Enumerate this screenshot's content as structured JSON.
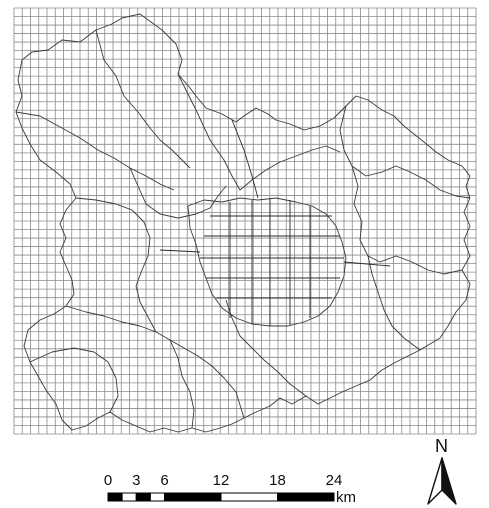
{
  "map": {
    "grid": {
      "cols": 56,
      "rows": 50,
      "line_color": "#8a8a8a"
    },
    "boundary_color": "#3a3a3a"
  },
  "scale_bar": {
    "ticks": [
      "0",
      "3",
      "6",
      "12",
      "18",
      "24"
    ],
    "tick_values_km": [
      0,
      3,
      6,
      12,
      18,
      24
    ],
    "unit": "km"
  },
  "north_arrow": {
    "label": "N",
    "icon": "north-arrow-icon"
  }
}
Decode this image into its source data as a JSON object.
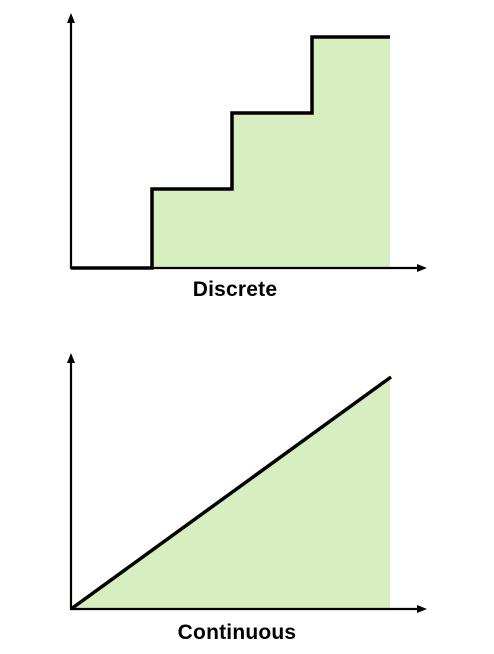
{
  "diagrams": [
    {
      "id": "discrete",
      "label": "Discrete",
      "shape": "staircase",
      "steps": [
        1,
        2,
        3
      ]
    },
    {
      "id": "continuous",
      "label": "Continuous",
      "shape": "linear-ramp"
    }
  ],
  "colors": {
    "fill": "#d7eec1",
    "stroke": "#000000",
    "background": "#ffffff"
  }
}
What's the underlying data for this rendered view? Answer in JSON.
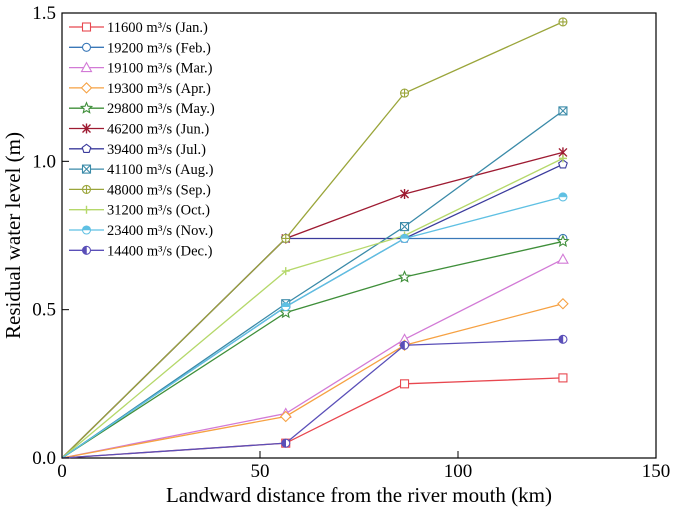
{
  "chart_data": {
    "type": "line",
    "title": "",
    "xlabel": "Landward distance from the river mouth (km)",
    "ylabel": "Residual water level (m)",
    "xlim": [
      0,
      150
    ],
    "ylim": [
      0,
      1.5
    ],
    "xticks": [
      0,
      50,
      100,
      150
    ],
    "yticks": [
      0.0,
      0.5,
      1.0,
      1.5
    ],
    "xtick_labels": [
      "0",
      "50",
      "100",
      "150"
    ],
    "ytick_labels": [
      "0.0",
      "0.5",
      "1.0",
      "1.5"
    ],
    "grid": false,
    "legend_position": "top-left",
    "x": [
      0,
      56.5,
      86.5,
      126.5
    ],
    "series": [
      {
        "name": "11600 m³/s (Jan.)",
        "color": "#e8474f",
        "marker": "square",
        "values": [
          0,
          0.05,
          0.25,
          0.27
        ]
      },
      {
        "name": "19200 m³/s (Feb.)",
        "color": "#3a78b8",
        "marker": "circle",
        "values": [
          0,
          0.51,
          0.74,
          0.74
        ]
      },
      {
        "name": "19100 m³/s (Mar.)",
        "color": "#d27ad6",
        "marker": "triangle",
        "values": [
          0,
          0.15,
          0.4,
          0.67
        ]
      },
      {
        "name": "19300 m³/s (Apr.)",
        "color": "#f6a142",
        "marker": "diamond",
        "values": [
          0,
          0.14,
          0.38,
          0.52
        ]
      },
      {
        "name": "29800 m³/s (May.)",
        "color": "#3f8f3a",
        "marker": "star",
        "values": [
          0,
          0.49,
          0.61,
          0.73
        ]
      },
      {
        "name": "46200 m³/s (Jun.)",
        "color": "#9e1b32",
        "marker": "asterisk",
        "values": [
          0,
          0.74,
          0.89,
          1.03
        ]
      },
      {
        "name": "39400 m³/s (Jul.)",
        "color": "#3b3b9c",
        "marker": "pentagon",
        "values": [
          0,
          0.74,
          0.74,
          0.99
        ]
      },
      {
        "name": "41100 m³/s (Aug.)",
        "color": "#3a8aa8",
        "marker": "boxx",
        "values": [
          0,
          0.52,
          0.78,
          1.17
        ]
      },
      {
        "name": "48000 m³/s (Sep.)",
        "color": "#9aa53a",
        "marker": "circleplus",
        "values": [
          0,
          0.74,
          1.23,
          1.47
        ]
      },
      {
        "name": "31200 m³/s (Oct.)",
        "color": "#b5d86a",
        "marker": "plus",
        "values": [
          0,
          0.63,
          0.75,
          1.01
        ]
      },
      {
        "name": "23400 m³/s (Nov.)",
        "color": "#5fc0e3",
        "marker": "halfcircle",
        "values": [
          0,
          0.51,
          0.74,
          0.88
        ]
      },
      {
        "name": "14400 m³/s (Dec.)",
        "color": "#5a4fb8",
        "marker": "halfdiamond",
        "values": [
          0,
          0.05,
          0.38,
          0.4
        ]
      }
    ]
  }
}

● ● ● ● ● ● ●

All entries must be written out again exactly as given, with no pictures in the copy.

Solution for this exercise:
Enumerate this screenshot's content as structured JSON.
{
  "map": {
    "grid": {
      "cols": 56,
      "rows": 50,
      "line_color": "#8a8a8a"
    },
    "boundary_color": "#3a3a3a"
  },
  "scale_bar": {
    "ticks": [
      "0",
      "3",
      "6",
      "12",
      "18",
      "24"
    ],
    "tick_values_km": [
      0,
      3,
      6,
      12,
      18,
      24
    ],
    "unit": "km"
  },
  "north_arrow": {
    "label": "N",
    "icon": "north-arrow-icon"
  }
}
Decode this image into its source data as a JSON object.
{
  "diagrams": [
    {
      "id": "discrete",
      "label": "Discrete",
      "shape": "staircase",
      "steps": [
        1,
        2,
        3
      ]
    },
    {
      "id": "continuous",
      "label": "Continuous",
      "shape": "linear-ramp"
    }
  ],
  "colors": {
    "fill": "#d7eec1",
    "stroke": "#000000",
    "background": "#ffffff"
  }
}
What's the underlying data for this rendered view? Answer in JSON.
{
  "chart_data": {
    "type": "line",
    "title": "",
    "xlabel": "Landward distance from the river mouth (km)",
    "ylabel": "Residual water level (m)",
    "xlim": [
      0,
      150
    ],
    "ylim": [
      0,
      1.5
    ],
    "xticks": [
      0,
      50,
      100,
      150
    ],
    "yticks": [
      0.0,
      0.5,
      1.0,
      1.5
    ],
    "xtick_labels": [
      "0",
      "50",
      "100",
      "150"
    ],
    "ytick_labels": [
      "0.0",
      "0.5",
      "1.0",
      "1.5"
    ],
    "grid": false,
    "legend_position": "top-left",
    "x": [
      0,
      56.5,
      86.5,
      126.5
    ],
    "series": [
      {
        "name": "11600 m³/s (Jan.)",
        "color": "#e8474f",
        "marker": "square",
        "values": [
          0,
          0.05,
          0.25,
          0.27
        ]
      },
      {
        "name": "19200 m³/s (Feb.)",
        "color": "#3a78b8",
        "marker": "circle",
        "values": [
          0,
          0.51,
          0.74,
          0.74
        ]
      },
      {
        "name": "19100 m³/s (Mar.)",
        "color": "#d27ad6",
        "marker": "triangle",
        "values": [
          0,
          0.15,
          0.4,
          0.67
        ]
      },
      {
        "name": "19300 m³/s (Apr.)",
        "color": "#f6a142",
        "marker": "diamond",
        "values": [
          0,
          0.14,
          0.38,
          0.52
        ]
      },
      {
        "name": "29800 m³/s (May.)",
        "color": "#3f8f3a",
        "marker": "star",
        "values": [
          0,
          0.49,
          0.61,
          0.73
        ]
      },
      {
        "name": "46200 m³/s (Jun.)",
        "color": "#9e1b32",
        "marker": "asterisk",
        "values": [
          0,
          0.74,
          0.89,
          1.03
        ]
      },
      {
        "name": "39400 m³/s (Jul.)",
        "color": "#3b3b9c",
        "marker": "pentagon",
        "values": [
          0,
          0.74,
          0.74,
          0.99
        ]
      },
      {
        "name": "41100 m³/s (Aug.)",
        "color": "#3a8aa8",
        "marker": "boxx",
        "values": [
          0,
          0.52,
          0.78,
          1.17
        ]
      },
      {
        "name": "48000 m³/s (Sep.)",
        "color": "#9aa53a",
        "marker": "circleplus",
        "values": [
          0,
          0.74,
          1.23,
          1.47
        ]
      },
      {
        "name": "31200 m³/s (Oct.)",
        "color": "#b5d86a",
        "marker": "plus",
        "values": [
          0,
          0.63,
          0.75,
          1.01
        ]
      },
      {
        "name": "23400 m³/s (Nov.)",
        "color": "#5fc0e3",
        "marker": "halfcircle",
        "values": [
          0,
          0.51,
          0.74,
          0.88
        ]
      },
      {
        "name": "14400 m³/s (Dec.)",
        "color": "#5a4fb8",
        "marker": "halfdiamond",
        "values": [
          0,
          0.05,
          0.38,
          0.4
        ]
      }
    ]
  }
}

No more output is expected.